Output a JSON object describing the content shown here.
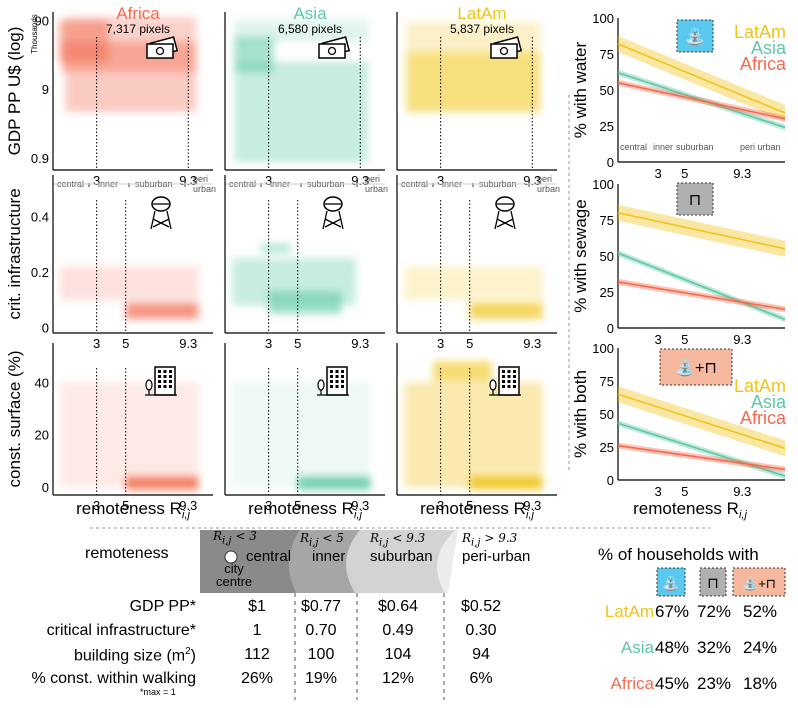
{
  "colors": {
    "africa": "#f26b4f",
    "asia": "#5ec8a6",
    "latam": "#f0c419",
    "gray": "#7b7b7b",
    "water_bg": "#5bc8f0",
    "sewage_bg": "#b0b0b0",
    "both_bg": "#f6b89e"
  },
  "icon_names": {
    "money": "banknote-icon",
    "tower": "water-tower-icon",
    "building": "building-icon",
    "tap": "tap-icon",
    "pipe": "pipe-icon"
  },
  "chart_data": [
    {
      "type": "heatmap",
      "grid": "density panels, 3 rows x 3 regions",
      "regions": [
        {
          "name": "Africa",
          "pixels": "7,317 pixels"
        },
        {
          "name": "Asia",
          "pixels": "6,580 pixels"
        },
        {
          "name": "LatAm",
          "pixels": "5,837 pixels"
        }
      ],
      "rows": [
        {
          "key": "gdp",
          "ylabel": "GDP PP U$ (log)",
          "unit": "Thousands",
          "yticks": [
            "90",
            "9",
            "0.9"
          ],
          "xticks": [
            "3",
            "9.3"
          ],
          "vlines": [
            3,
            9.3
          ]
        },
        {
          "key": "infra",
          "ylabel": "crit. infrastructure",
          "yticks": [
            "0.4",
            "0.2",
            "0"
          ],
          "xticks": [
            "3",
            "5",
            "9.3"
          ],
          "vlines": [
            3,
            5
          ]
        },
        {
          "key": "surface",
          "ylabel": "const. surface (%)",
          "yticks": [
            "40",
            "20",
            "0"
          ],
          "xticks": [
            "3",
            "5",
            "9.3"
          ],
          "vlines": [
            3,
            5
          ]
        }
      ],
      "xlabel": "remoteness R",
      "xlabel_sub": "i,j",
      "zone_labels": [
        "central",
        "inner",
        "suburban",
        "peri urban"
      ]
    },
    {
      "type": "line",
      "panels": [
        {
          "ylabel": "% with water",
          "series": [
            {
              "name": "LatAm",
              "start": 82,
              "end": 34
            },
            {
              "name": "Asia",
              "start": 62,
              "end": 24
            },
            {
              "name": "Africa",
              "start": 55,
              "end": 30
            }
          ],
          "legend": "top-right",
          "zones": true
        },
        {
          "ylabel": "% with sewage",
          "series": [
            {
              "name": "LatAm",
              "start": 80,
              "end": 55
            },
            {
              "name": "Asia",
              "start": 52,
              "end": 6
            },
            {
              "name": "Africa",
              "start": 32,
              "end": 13
            }
          ],
          "legend": "none",
          "zones": false
        },
        {
          "ylabel": "% with both",
          "series": [
            {
              "name": "LatAm",
              "start": 65,
              "end": 24
            },
            {
              "name": "Asia",
              "start": 43,
              "end": 3
            },
            {
              "name": "Africa",
              "start": 26,
              "end": 8
            }
          ],
          "legend": "right",
          "zones": false
        }
      ],
      "yticks": [
        "100",
        "75",
        "50",
        "25",
        "0"
      ],
      "ylim": [
        0,
        100
      ],
      "xticks": [
        "3",
        "5",
        "9.3"
      ],
      "xlabel": "remoteness R",
      "xlabel_sub": "i,j",
      "zone_labels": [
        "central",
        "inner",
        "suburban",
        "peri urban"
      ]
    },
    {
      "type": "table",
      "header": "remoteness",
      "zones": [
        {
          "cond": "R",
          "sub": "i,j",
          "rel": "< 3",
          "name": "central",
          "extra": "city centre"
        },
        {
          "cond": "R",
          "sub": "i,j",
          "rel": "< 5",
          "name": "inner"
        },
        {
          "cond": "R",
          "sub": "i,j",
          "rel": "< 9.3",
          "name": "suburban"
        },
        {
          "cond": "R",
          "sub": "i,j",
          "rel": "> 9.3",
          "name": "peri-urban"
        }
      ],
      "rows": [
        {
          "label": "GDP PP*",
          "values": [
            "$1",
            "$0.77",
            "$0.64",
            "$0.52"
          ]
        },
        {
          "label": "critical infrastructure*",
          "values": [
            "1",
            "0.70",
            "0.49",
            "0.30"
          ]
        },
        {
          "label": "building size (m",
          "sup": "2",
          "close": ")",
          "values": [
            "112",
            "100",
            "104",
            "94"
          ]
        },
        {
          "label": "% const. within walking",
          "values": [
            "26%",
            "19%",
            "12%",
            "6%"
          ]
        }
      ],
      "footnote": "*max = 1"
    },
    {
      "type": "table",
      "title": "% of households with",
      "columns": [
        "water",
        "sewage",
        "both"
      ],
      "rows": [
        {
          "region": "LatAm",
          "values": [
            "67%",
            "72%",
            "52%"
          ]
        },
        {
          "region": "Asia",
          "values": [
            "48%",
            "32%",
            "24%"
          ]
        },
        {
          "region": "Africa",
          "values": [
            "45%",
            "23%",
            "18%"
          ]
        }
      ]
    }
  ]
}
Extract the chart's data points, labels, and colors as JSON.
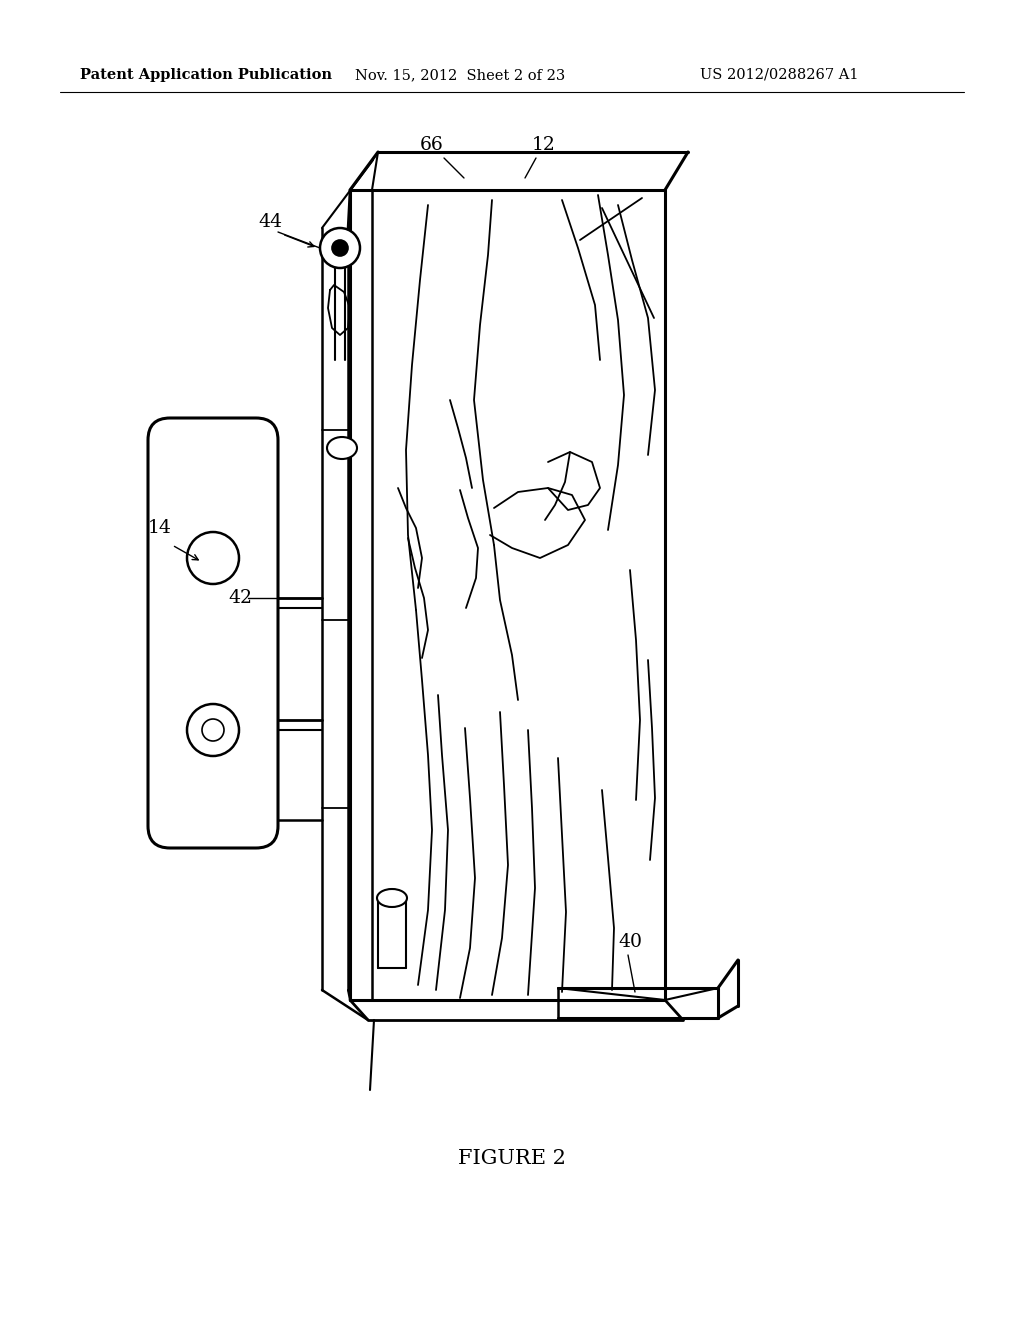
{
  "background_color": "#ffffff",
  "header_left": "Patent Application Publication",
  "header_center": "Nov. 15, 2012  Sheet 2 of 23",
  "header_right": "US 2012/0288267 A1",
  "header_fontsize": 10.5,
  "caption": "FIGURE 2",
  "caption_fontsize": 15,
  "label_fontsize": 13.5,
  "line_color": "#000000"
}
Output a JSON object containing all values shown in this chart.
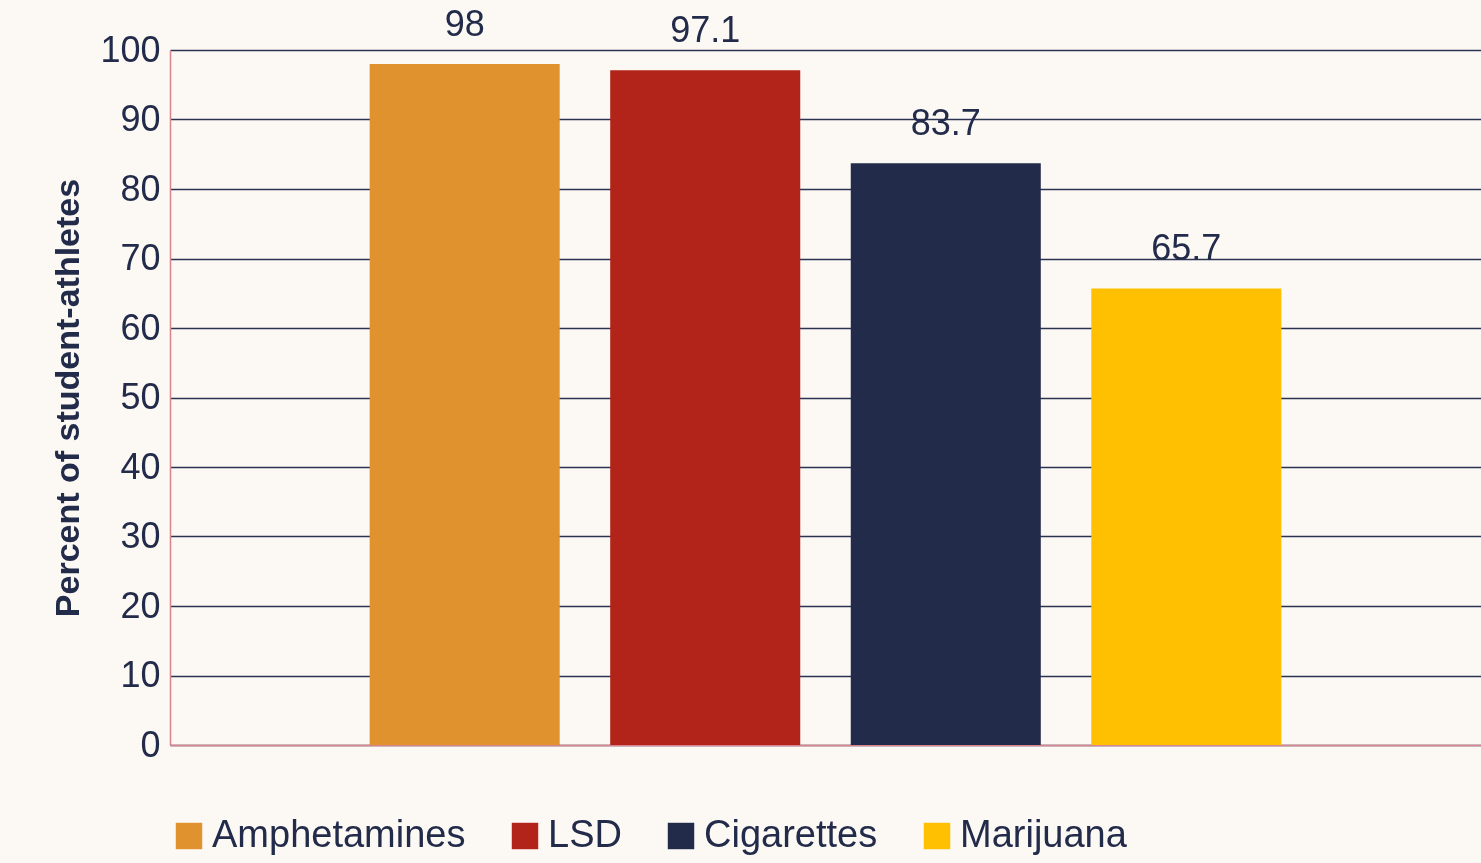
{
  "chart_data": {
    "type": "bar",
    "ylabel": "Percent of student-athletes",
    "categories": [
      null
    ],
    "series": [
      {
        "name": "Amphetamines",
        "color": "#e0922f",
        "values": [
          98
        ]
      },
      {
        "name": "LSD",
        "color": "#b22319",
        "values": [
          97.1
        ]
      },
      {
        "name": "Cigarettes",
        "color": "#232b4a",
        "values": [
          83.7
        ]
      },
      {
        "name": "Marijuana",
        "color": "#fec000",
        "values": [
          65.7
        ]
      }
    ],
    "ylim": [
      0,
      100
    ],
    "yticks": [
      0,
      10,
      20,
      30,
      40,
      50,
      60,
      70,
      80,
      90,
      100
    ],
    "grid": "y",
    "legend": "bottom",
    "data_labels": true
  }
}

## WHAT IS ASKED
Using the material above, retype each entry exactly and omit the pictures.

## EXERCISE OUTPUT
Output a JSON object describing the content shown here.
{
  "colors": {
    "africa": "#f26b4f",
    "asia": "#5ec8a6",
    "latam": "#f0c419",
    "gray": "#7b7b7b",
    "water_bg": "#5bc8f0",
    "sewage_bg": "#b0b0b0",
    "both_bg": "#f6b89e"
  },
  "icon_names": {
    "money": "banknote-icon",
    "tower": "water-tower-icon",
    "building": "building-icon",
    "tap": "tap-icon",
    "pipe": "pipe-icon"
  },
  "chart_data": [
    {
      "type": "heatmap",
      "grid": "density panels, 3 rows x 3 regions",
      "regions": [
        {
          "name": "Africa",
          "pixels": "7,317 pixels"
        },
        {
          "name": "Asia",
          "pixels": "6,580 pixels"
        },
        {
          "name": "LatAm",
          "pixels": "5,837 pixels"
        }
      ],
      "rows": [
        {
          "key": "gdp",
          "ylabel": "GDP PP U$ (log)",
          "unit": "Thousands",
          "yticks": [
            "90",
            "9",
            "0.9"
          ],
          "xticks": [
            "3",
            "9.3"
          ],
          "vlines": [
            3,
            9.3
          ]
        },
        {
          "key": "infra",
          "ylabel": "crit. infrastructure",
          "yticks": [
            "0.4",
            "0.2",
            "0"
          ],
          "xticks": [
            "3",
            "5",
            "9.3"
          ],
          "vlines": [
            3,
            5
          ]
        },
        {
          "key": "surface",
          "ylabel": "const. surface (%)",
          "yticks": [
            "40",
            "20",
            "0"
          ],
          "xticks": [
            "3",
            "5",
            "9.3"
          ],
          "vlines": [
            3,
            5
          ]
        }
      ],
      "xlabel": "remoteness R",
      "xlabel_sub": "i,j",
      "zone_labels": [
        "central",
        "inner",
        "suburban",
        "peri urban"
      ]
    },
    {
      "type": "line",
      "panels": [
        {
          "ylabel": "% with water",
          "series": [
            {
              "name": "LatAm",
              "start": 82,
              "end": 34
            },
            {
              "name": "Asia",
              "start": 62,
              "end": 24
            },
            {
              "name": "Africa",
              "start": 55,
              "end": 30
            }
          ],
          "legend": "top-right",
          "zones": true
        },
        {
          "ylabel": "% with sewage",
          "series": [
            {
              "name": "LatAm",
              "start": 80,
              "end": 55
            },
            {
              "name": "Asia",
              "start": 52,
              "end": 6
            },
            {
              "name": "Africa",
              "start": 32,
              "end": 13
            }
          ],
          "legend": "none",
          "zones": false
        },
        {
          "ylabel": "% with both",
          "series": [
            {
              "name": "LatAm",
              "start": 65,
              "end": 24
            },
            {
              "name": "Asia",
              "start": 43,
              "end": 3
            },
            {
              "name": "Africa",
              "start": 26,
              "end": 8
            }
          ],
          "legend": "right",
          "zones": false
        }
      ],
      "yticks": [
        "100",
        "75",
        "50",
        "25",
        "0"
      ],
      "ylim": [
        0,
        100
      ],
      "xticks": [
        "3",
        "5",
        "9.3"
      ],
      "xlabel": "remoteness R",
      "xlabel_sub": "i,j",
      "zone_labels": [
        "central",
        "inner",
        "suburban",
        "peri urban"
      ]
    },
    {
      "type": "table",
      "header": "remoteness",
      "zones": [
        {
          "cond": "R",
          "sub": "i,j",
          "rel": "< 3",
          "name": "central",
          "extra": "city centre"
        },
        {
          "cond": "R",
          "sub": "i,j",
          "rel": "< 5",
          "name": "inner"
        },
        {
          "cond": "R",
          "sub": "i,j",
          "rel": "< 9.3",
          "name": "suburban"
        },
        {
          "cond": "R",
          "sub": "i,j",
          "rel": "> 9.3",
          "name": "peri-urban"
        }
      ],
      "rows": [
        {
          "label": "GDP PP*",
          "values": [
            "$1",
            "$0.77",
            "$0.64",
            "$0.52"
          ]
        },
        {
          "label": "critical infrastructure*",
          "values": [
            "1",
            "0.70",
            "0.49",
            "0.30"
          ]
        },
        {
          "label": "building size (m",
          "sup": "2",
          "close": ")",
          "values": [
            "112",
            "100",
            "104",
            "94"
          ]
        },
        {
          "label": "% const. within walking",
          "values": [
            "26%",
            "19%",
            "12%",
            "6%"
          ]
        }
      ],
      "footnote": "*max = 1"
    },
    {
      "type": "table",
      "title": "% of households with",
      "columns": [
        "water",
        "sewage",
        "both"
      ],
      "rows": [
        {
          "region": "LatAm",
          "values": [
            "67%",
            "72%",
            "52%"
          ]
        },
        {
          "region": "Asia",
          "values": [
            "48%",
            "32%",
            "24%"
          ]
        },
        {
          "region": "Africa",
          "values": [
            "45%",
            "23%",
            "18%"
          ]
        }
      ]
    }
  ]
}
Extract the chart's data points, labels, and colors as JSON.
{
  "background_color": "#ffffff",
  "header_left": "Patent Application Publication",
  "header_center": "Nov. 15, 2012  Sheet 2 of 23",
  "header_right": "US 2012/0288267 A1",
  "header_fontsize": 10.5,
  "caption": "FIGURE 2",
  "caption_fontsize": 15,
  "label_fontsize": 13.5,
  "line_color": "#000000"
}
Output a JSON object containing all values shown in this chart.
{
  "chart_data": {
    "type": "bar",
    "ylabel": "Percent of student-athletes",
    "categories": [
      null
    ],
    "series": [
      {
        "name": "Amphetamines",
        "color": "#e0922f",
        "values": [
          98
        ]
      },
      {
        "name": "LSD",
        "color": "#b22319",
        "values": [
          97.1
        ]
      },
      {
        "name": "Cigarettes",
        "color": "#232b4a",
        "values": [
          83.7
        ]
      },
      {
        "name": "Marijuana",
        "color": "#fec000",
        "values": [
          65.7
        ]
      }
    ],
    "ylim": [
      0,
      100
    ],
    "yticks": [
      0,
      10,
      20,
      30,
      40,
      50,
      60,
      70,
      80,
      90,
      100
    ],
    "grid": "y",
    "legend": "bottom",
    "data_labels": true
  }
}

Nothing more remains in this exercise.